*INSTRUCTIONS TO FOLLOW*. Every record below should be written out exactly; pictures stay out.

*RECORDS SHOWN*.
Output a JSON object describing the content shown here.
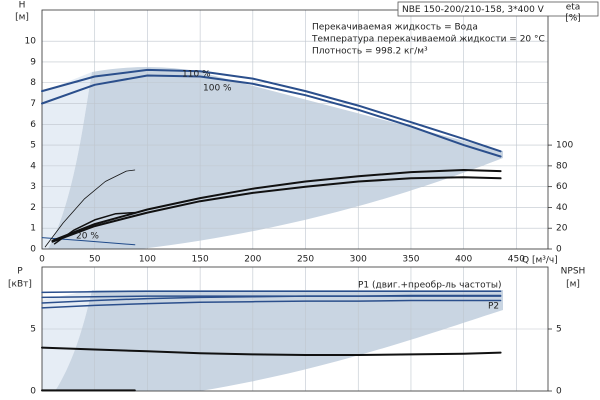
{
  "chart_data": [
    {
      "type": "line",
      "title": "NBE 150-200/210-158, 3*400 V",
      "notes": [
        "Перекачиваемая жидкость = Вода",
        "Температура перекачиваемой жидкости = 20 °C",
        "Плотность = 998.2 кг/м³"
      ],
      "ylabel": "H",
      "yunit": "[м]",
      "y2label": "eta",
      "y2unit": "[%]",
      "xlabel": "Q [м³/ч]",
      "xlim": [
        0,
        480
      ],
      "xticks": [
        0,
        50,
        100,
        150,
        200,
        250,
        300,
        350,
        400,
        450
      ],
      "ylim": [
        0,
        11.5
      ],
      "yticks": [
        0,
        1,
        2,
        3,
        4,
        5,
        6,
        7,
        8,
        9,
        10
      ],
      "y2lim": [
        0,
        230
      ],
      "y2ticks": [
        0,
        20,
        40,
        60,
        80,
        100
      ],
      "grid": true,
      "annotations": [
        "110 %",
        "100 %",
        "20 %"
      ],
      "series": [
        {
          "color": "#2b4f8c",
          "width": 2,
          "x": [
            0,
            50,
            100,
            150,
            200,
            250,
            300,
            350,
            400,
            435
          ],
          "values": [
            7.6,
            8.3,
            8.62,
            8.55,
            8.2,
            7.6,
            6.9,
            6.1,
            5.3,
            4.7
          ]
        },
        {
          "color": "#2b4f8c",
          "width": 2,
          "x": [
            0,
            50,
            100,
            150,
            200,
            250,
            300,
            350,
            400,
            435
          ],
          "values": [
            7.0,
            7.9,
            8.35,
            8.3,
            7.95,
            7.4,
            6.7,
            5.9,
            5.0,
            4.45
          ]
        },
        {
          "color": "#1f4a8a",
          "width": 1,
          "x": [
            0,
            40,
            88
          ],
          "values": [
            0.55,
            0.4,
            0.2
          ]
        },
        {
          "color": "#111111",
          "width": 2,
          "axis": "y2",
          "x": [
            10,
            50,
            100,
            150,
            200,
            250,
            300,
            350,
            400,
            435
          ],
          "values": [
            8,
            24,
            38,
            49,
            58,
            65,
            70,
            74,
            76,
            75
          ]
        },
        {
          "color": "#111111",
          "width": 2,
          "axis": "y2",
          "x": [
            10,
            50,
            100,
            150,
            200,
            250,
            300,
            350,
            400,
            435
          ],
          "values": [
            7,
            22,
            35,
            46,
            54,
            60,
            65,
            68,
            69,
            68
          ]
        },
        {
          "color": "#111111",
          "width": 0.8,
          "axis": "y2",
          "x": [
            3,
            20,
            40,
            60,
            80,
            88
          ],
          "values": [
            2,
            25,
            48,
            65,
            75,
            76
          ]
        },
        {
          "color": "#111111",
          "width": 1.5,
          "axis": "y2",
          "x": [
            12,
            30,
            50,
            70,
            88
          ],
          "values": [
            5,
            18,
            28,
            34,
            35
          ]
        }
      ]
    },
    {
      "type": "line",
      "ylabel": "P",
      "yunit": "[кВт]",
      "y2label": "NPSH",
      "y2unit": "[м]",
      "xlim": [
        0,
        480
      ],
      "xticks": [
        0,
        50,
        100,
        150,
        200,
        250,
        300,
        350,
        400,
        450
      ],
      "ylim": [
        0,
        10
      ],
      "yticks": [
        0,
        5
      ],
      "y2lim": [
        0,
        10
      ],
      "y2ticks": [
        0,
        5
      ],
      "grid": true,
      "annotations": [
        "P1 (двиг.+преобр-ль частоты)",
        "P2"
      ],
      "series": [
        {
          "color": "#2b4f8c",
          "width": 1.5,
          "x": [
            0,
            50,
            100,
            150,
            200,
            250,
            300,
            350,
            400,
            435
          ],
          "values": [
            7.95,
            8.0,
            8.05,
            8.05,
            8.05,
            8.05,
            8.05,
            8.05,
            8.05,
            8.05
          ]
        },
        {
          "color": "#2b4f8c",
          "width": 1.5,
          "x": [
            0,
            50,
            100,
            150,
            200,
            250,
            300,
            350,
            400,
            435
          ],
          "values": [
            7.55,
            7.6,
            7.65,
            7.65,
            7.65,
            7.65,
            7.65,
            7.65,
            7.65,
            7.65
          ]
        },
        {
          "color": "#2b4f8c",
          "width": 1.5,
          "x": [
            0,
            50,
            100,
            150,
            200,
            250,
            300,
            350,
            400,
            435
          ],
          "values": [
            7.1,
            7.3,
            7.45,
            7.55,
            7.6,
            7.65,
            7.65,
            7.7,
            7.7,
            7.7
          ]
        },
        {
          "color": "#2b4f8c",
          "width": 1.5,
          "x": [
            0,
            50,
            100,
            150,
            200,
            250,
            300,
            350,
            400,
            435
          ],
          "values": [
            6.7,
            6.9,
            7.05,
            7.15,
            7.2,
            7.25,
            7.25,
            7.3,
            7.3,
            7.3
          ]
        },
        {
          "color": "#111111",
          "width": 2,
          "axis": "y2",
          "x": [
            0,
            50,
            100,
            150,
            200,
            250,
            300,
            350,
            400,
            435
          ],
          "values": [
            3.5,
            3.35,
            3.2,
            3.05,
            2.95,
            2.9,
            2.9,
            2.95,
            3.0,
            3.1
          ]
        },
        {
          "color": "#111111",
          "width": 2,
          "x": [
            0,
            88
          ],
          "values": [
            0.05,
            0.05
          ]
        }
      ]
    }
  ]
}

*CORRECT OUTPUT*.
Output a JSON object describing the content shown here.
{
  "chart_data": [
    {
      "type": "line",
      "title": "NBE 150-200/210-158, 3*400 V",
      "notes": [
        "Перекачиваемая жидкость = Вода",
        "Температура перекачиваемой жидкости = 20 °C",
        "Плотность = 998.2 кг/м³"
      ],
      "ylabel": "H",
      "yunit": "[м]",
      "y2label": "eta",
      "y2unit": "[%]",
      "xlabel": "Q [м³/ч]",
      "xlim": [
        0,
        480
      ],
      "xticks": [
        0,
        50,
        100,
        150,
        200,
        250,
        300,
        350,
        400,
        450
      ],
      "ylim": [
        0,
        11.5
      ],
      "yticks": [
        0,
        1,
        2,
        3,
        4,
        5,
        6,
        7,
        8,
        9,
        10
      ],
      "y2lim": [
        0,
        230
      ],
      "y2ticks": [
        0,
        20,
        40,
        60,
        80,
        100
      ],
      "grid": true,
      "annotations": [
        "110 %",
        "100 %",
        "20 %"
      ],
      "series": [
        {
          "color": "#2b4f8c",
          "width": 2,
          "x": [
            0,
            50,
            100,
            150,
            200,
            250,
            300,
            350,
            400,
            435
          ],
          "values": [
            7.6,
            8.3,
            8.62,
            8.55,
            8.2,
            7.6,
            6.9,
            6.1,
            5.3,
            4.7
          ]
        },
        {
          "color": "#2b4f8c",
          "width": 2,
          "x": [
            0,
            50,
            100,
            150,
            200,
            250,
            300,
            350,
            400,
            435
          ],
          "values": [
            7.0,
            7.9,
            8.35,
            8.3,
            7.95,
            7.4,
            6.7,
            5.9,
            5.0,
            4.45
          ]
        },
        {
          "color": "#1f4a8a",
          "width": 1,
          "x": [
            0,
            40,
            88
          ],
          "values": [
            0.55,
            0.4,
            0.2
          ]
        },
        {
          "color": "#111111",
          "width": 2,
          "axis": "y2",
          "x": [
            10,
            50,
            100,
            150,
            200,
            250,
            300,
            350,
            400,
            435
          ],
          "values": [
            8,
            24,
            38,
            49,
            58,
            65,
            70,
            74,
            76,
            75
          ]
        },
        {
          "color": "#111111",
          "width": 2,
          "axis": "y2",
          "x": [
            10,
            50,
            100,
            150,
            200,
            250,
            300,
            350,
            400,
            435
          ],
          "values": [
            7,
            22,
            35,
            46,
            54,
            60,
            65,
            68,
            69,
            68
          ]
        },
        {
          "color": "#111111",
          "width": 0.8,
          "axis": "y2",
          "x": [
            3,
            20,
            40,
            60,
            80,
            88
          ],
          "values": [
            2,
            25,
            48,
            65,
            75,
            76
          ]
        },
        {
          "color": "#111111",
          "width": 1.5,
          "axis": "y2",
          "x": [
            12,
            30,
            50,
            70,
            88
          ],
          "values": [
            5,
            18,
            28,
            34,
            35
          ]
        }
      ]
    },
    {
      "type": "line",
      "ylabel": "P",
      "yunit": "[кВт]",
      "y2label": "NPSH",
      "y2unit": "[м]",
      "xlim": [
        0,
        480
      ],
      "xticks": [
        0,
        50,
        100,
        150,
        200,
        250,
        300,
        350,
        400,
        450
      ],
      "ylim": [
        0,
        10
      ],
      "yticks": [
        0,
        5
      ],
      "y2lim": [
        0,
        10
      ],
      "y2ticks": [
        0,
        5
      ],
      "grid": true,
      "annotations": [
        "P1 (двиг.+преобр-ль частоты)",
        "P2"
      ],
      "series": [
        {
          "color": "#2b4f8c",
          "width": 1.5,
          "x": [
            0,
            50,
            100,
            150,
            200,
            250,
            300,
            350,
            400,
            435
          ],
          "values": [
            7.95,
            8.0,
            8.05,
            8.05,
            8.05,
            8.05,
            8.05,
            8.05,
            8.05,
            8.05
          ]
        },
        {
          "color": "#2b4f8c",
          "width": 1.5,
          "x": [
            0,
            50,
            100,
            150,
            200,
            250,
            300,
            350,
            400,
            435
          ],
          "values": [
            7.55,
            7.6,
            7.65,
            7.65,
            7.65,
            7.65,
            7.65,
            7.65,
            7.65,
            7.65
          ]
        },
        {
          "color": "#2b4f8c",
          "width": 1.5,
          "x": [
            0,
            50,
            100,
            150,
            200,
            250,
            300,
            350,
            400,
            435
          ],
          "values": [
            7.1,
            7.3,
            7.45,
            7.55,
            7.6,
            7.65,
            7.65,
            7.7,
            7.7,
            7.7
          ]
        },
        {
          "color": "#2b4f8c",
          "width": 1.5,
          "x": [
            0,
            50,
            100,
            150,
            200,
            250,
            300,
            350,
            400,
            435
          ],
          "values": [
            6.7,
            6.9,
            7.05,
            7.15,
            7.2,
            7.25,
            7.25,
            7.3,
            7.3,
            7.3
          ]
        },
        {
          "color": "#111111",
          "width": 2,
          "axis": "y2",
          "x": [
            0,
            50,
            100,
            150,
            200,
            250,
            300,
            350,
            400,
            435
          ],
          "values": [
            3.5,
            3.35,
            3.2,
            3.05,
            2.95,
            2.9,
            2.9,
            2.95,
            3.0,
            3.1
          ]
        },
        {
          "color": "#111111",
          "width": 2,
          "x": [
            0,
            88
          ],
          "values": [
            0.05,
            0.05
          ]
        }
      ]
    }
  ]
}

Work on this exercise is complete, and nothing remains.